-- begin Records supplied --

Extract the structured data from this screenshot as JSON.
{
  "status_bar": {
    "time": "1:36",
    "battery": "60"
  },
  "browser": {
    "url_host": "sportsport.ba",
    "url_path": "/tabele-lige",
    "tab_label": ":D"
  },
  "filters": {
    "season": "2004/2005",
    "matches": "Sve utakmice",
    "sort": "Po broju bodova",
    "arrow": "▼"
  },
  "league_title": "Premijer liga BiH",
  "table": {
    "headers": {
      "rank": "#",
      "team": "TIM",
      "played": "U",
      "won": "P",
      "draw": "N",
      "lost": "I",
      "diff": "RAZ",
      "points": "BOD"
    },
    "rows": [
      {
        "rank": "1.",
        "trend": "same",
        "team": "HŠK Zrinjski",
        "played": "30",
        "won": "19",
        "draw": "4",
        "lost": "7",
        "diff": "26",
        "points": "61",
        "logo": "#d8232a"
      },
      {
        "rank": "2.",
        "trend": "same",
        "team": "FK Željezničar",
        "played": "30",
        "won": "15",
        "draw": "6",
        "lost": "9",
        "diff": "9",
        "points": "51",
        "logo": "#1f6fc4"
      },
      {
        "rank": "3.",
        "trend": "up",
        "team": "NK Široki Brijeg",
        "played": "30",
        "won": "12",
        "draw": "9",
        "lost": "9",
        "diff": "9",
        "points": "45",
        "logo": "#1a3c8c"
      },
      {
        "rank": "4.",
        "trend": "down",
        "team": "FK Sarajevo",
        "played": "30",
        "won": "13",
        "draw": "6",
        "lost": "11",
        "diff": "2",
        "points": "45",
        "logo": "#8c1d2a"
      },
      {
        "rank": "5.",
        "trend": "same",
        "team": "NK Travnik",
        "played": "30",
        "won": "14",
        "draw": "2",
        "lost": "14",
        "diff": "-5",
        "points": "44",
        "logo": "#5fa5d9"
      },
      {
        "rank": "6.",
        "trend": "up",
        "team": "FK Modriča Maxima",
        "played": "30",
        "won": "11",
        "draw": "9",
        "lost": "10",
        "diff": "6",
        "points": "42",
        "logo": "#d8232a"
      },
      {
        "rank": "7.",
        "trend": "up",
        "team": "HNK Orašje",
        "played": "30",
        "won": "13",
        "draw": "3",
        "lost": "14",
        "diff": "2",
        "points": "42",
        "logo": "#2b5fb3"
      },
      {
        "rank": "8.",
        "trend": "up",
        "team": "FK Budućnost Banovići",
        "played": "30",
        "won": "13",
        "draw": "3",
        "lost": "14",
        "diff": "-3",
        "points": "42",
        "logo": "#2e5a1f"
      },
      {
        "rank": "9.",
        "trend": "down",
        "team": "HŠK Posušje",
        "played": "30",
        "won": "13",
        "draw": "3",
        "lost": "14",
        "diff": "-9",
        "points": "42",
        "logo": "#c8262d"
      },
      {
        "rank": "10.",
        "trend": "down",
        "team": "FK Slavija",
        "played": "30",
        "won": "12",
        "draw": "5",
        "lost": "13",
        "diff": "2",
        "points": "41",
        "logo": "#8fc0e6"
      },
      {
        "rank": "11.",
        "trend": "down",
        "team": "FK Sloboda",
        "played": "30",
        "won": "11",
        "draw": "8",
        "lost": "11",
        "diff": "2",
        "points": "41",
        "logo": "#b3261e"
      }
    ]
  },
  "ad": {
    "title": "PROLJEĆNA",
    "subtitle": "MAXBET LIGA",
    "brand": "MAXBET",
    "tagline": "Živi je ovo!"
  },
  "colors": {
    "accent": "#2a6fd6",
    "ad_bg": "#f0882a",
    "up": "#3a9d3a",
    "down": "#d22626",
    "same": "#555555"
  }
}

-- end Records supplied --

= Your task =
Copy out each line exactly as written.

= Exercise response =
Extract the structured data from this screenshot as JSON.
{
  "status_bar": {
    "time": "1:36",
    "battery": "60"
  },
  "browser": {
    "url_host": "sportsport.ba",
    "url_path": "/tabele-lige",
    "tab_label": ":D"
  },
  "filters": {
    "season": "2004/2005",
    "matches": "Sve utakmice",
    "sort": "Po broju bodova",
    "arrow": "▼"
  },
  "league_title": "Premijer liga BiH",
  "table": {
    "headers": {
      "rank": "#",
      "team": "TIM",
      "played": "U",
      "won": "P",
      "draw": "N",
      "lost": "I",
      "diff": "RAZ",
      "points": "BOD"
    },
    "rows": [
      {
        "rank": "1.",
        "trend": "same",
        "team": "HŠK Zrinjski",
        "played": "30",
        "won": "19",
        "draw": "4",
        "lost": "7",
        "diff": "26",
        "points": "61",
        "logo": "#d8232a"
      },
      {
        "rank": "2.",
        "trend": "same",
        "team": "FK Željezničar",
        "played": "30",
        "won": "15",
        "draw": "6",
        "lost": "9",
        "diff": "9",
        "points": "51",
        "logo": "#1f6fc4"
      },
      {
        "rank": "3.",
        "trend": "up",
        "team": "NK Široki Brijeg",
        "played": "30",
        "won": "12",
        "draw": "9",
        "lost": "9",
        "diff": "9",
        "points": "45",
        "logo": "#1a3c8c"
      },
      {
        "rank": "4.",
        "trend": "down",
        "team": "FK Sarajevo",
        "played": "30",
        "won": "13",
        "draw": "6",
        "lost": "11",
        "diff": "2",
        "points": "45",
        "logo": "#8c1d2a"
      },
      {
        "rank": "5.",
        "trend": "same",
        "team": "NK Travnik",
        "played": "30",
        "won": "14",
        "draw": "2",
        "lost": "14",
        "diff": "-5",
        "points": "44",
        "logo": "#5fa5d9"
      },
      {
        "rank": "6.",
        "trend": "up",
        "team": "FK Modriča Maxima",
        "played": "30",
        "won": "11",
        "draw": "9",
        "lost": "10",
        "diff": "6",
        "points": "42",
        "logo": "#d8232a"
      },
      {
        "rank": "7.",
        "trend": "up",
        "team": "HNK Orašje",
        "played": "30",
        "won": "13",
        "draw": "3",
        "lost": "14",
        "diff": "2",
        "points": "42",
        "logo": "#2b5fb3"
      },
      {
        "rank": "8.",
        "trend": "up",
        "team": "FK Budućnost Banovići",
        "played": "30",
        "won": "13",
        "draw": "3",
        "lost": "14",
        "diff": "-3",
        "points": "42",
        "logo": "#2e5a1f"
      },
      {
        "rank": "9.",
        "trend": "down",
        "team": "HŠK Posušje",
        "played": "30",
        "won": "13",
        "draw": "3",
        "lost": "14",
        "diff": "-9",
        "points": "42",
        "logo": "#c8262d"
      },
      {
        "rank": "10.",
        "trend": "down",
        "team": "FK Slavija",
        "played": "30",
        "won": "12",
        "draw": "5",
        "lost": "13",
        "diff": "2",
        "points": "41",
        "logo": "#8fc0e6"
      },
      {
        "rank": "11.",
        "trend": "down",
        "team": "FK Sloboda",
        "played": "30",
        "won": "11",
        "draw": "8",
        "lost": "11",
        "diff": "2",
        "points": "41",
        "logo": "#b3261e"
      }
    ]
  },
  "ad": {
    "title": "PROLJEĆNA",
    "subtitle": "MAXBET LIGA",
    "brand": "MAXBET",
    "tagline": "Živi je ovo!"
  },
  "colors": {
    "accent": "#2a6fd6",
    "ad_bg": "#f0882a",
    "up": "#3a9d3a",
    "down": "#d22626",
    "same": "#555555"
  }
}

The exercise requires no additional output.